# PROBLEM DESCRIPTION:
Pull every line holding the string "Pharmaceutical" from the records below.

# SOURCE DATA:
....

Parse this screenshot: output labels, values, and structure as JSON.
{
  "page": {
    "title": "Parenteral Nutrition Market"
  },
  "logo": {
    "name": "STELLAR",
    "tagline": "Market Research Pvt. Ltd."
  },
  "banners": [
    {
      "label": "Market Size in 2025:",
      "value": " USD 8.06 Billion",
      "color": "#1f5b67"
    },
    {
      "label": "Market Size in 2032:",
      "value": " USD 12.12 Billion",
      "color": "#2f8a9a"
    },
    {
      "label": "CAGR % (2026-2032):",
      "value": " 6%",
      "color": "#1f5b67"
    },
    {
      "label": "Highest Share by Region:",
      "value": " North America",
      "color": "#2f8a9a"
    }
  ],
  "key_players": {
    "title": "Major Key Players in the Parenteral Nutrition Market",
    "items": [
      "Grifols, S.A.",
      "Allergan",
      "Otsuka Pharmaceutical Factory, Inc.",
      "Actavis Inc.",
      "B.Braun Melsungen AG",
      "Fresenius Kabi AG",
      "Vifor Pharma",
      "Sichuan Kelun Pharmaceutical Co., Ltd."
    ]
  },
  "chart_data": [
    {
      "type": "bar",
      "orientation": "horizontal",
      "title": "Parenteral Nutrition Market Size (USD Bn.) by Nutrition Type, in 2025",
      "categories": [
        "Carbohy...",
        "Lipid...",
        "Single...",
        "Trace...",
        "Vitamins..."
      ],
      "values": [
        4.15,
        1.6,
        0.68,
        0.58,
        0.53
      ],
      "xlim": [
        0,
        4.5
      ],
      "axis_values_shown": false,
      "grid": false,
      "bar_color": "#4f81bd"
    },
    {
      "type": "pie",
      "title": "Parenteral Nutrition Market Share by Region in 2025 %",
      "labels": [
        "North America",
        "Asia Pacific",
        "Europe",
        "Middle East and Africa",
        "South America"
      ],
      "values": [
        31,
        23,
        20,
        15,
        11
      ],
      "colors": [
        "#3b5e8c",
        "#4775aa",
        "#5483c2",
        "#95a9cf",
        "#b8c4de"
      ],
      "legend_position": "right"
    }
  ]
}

....

# RESPONSE TO THIS TASK:
      "Otsuka Pharmaceutical Factory, Inc.",
      "Sichuan Kelun Pharmaceutical Co., Ltd."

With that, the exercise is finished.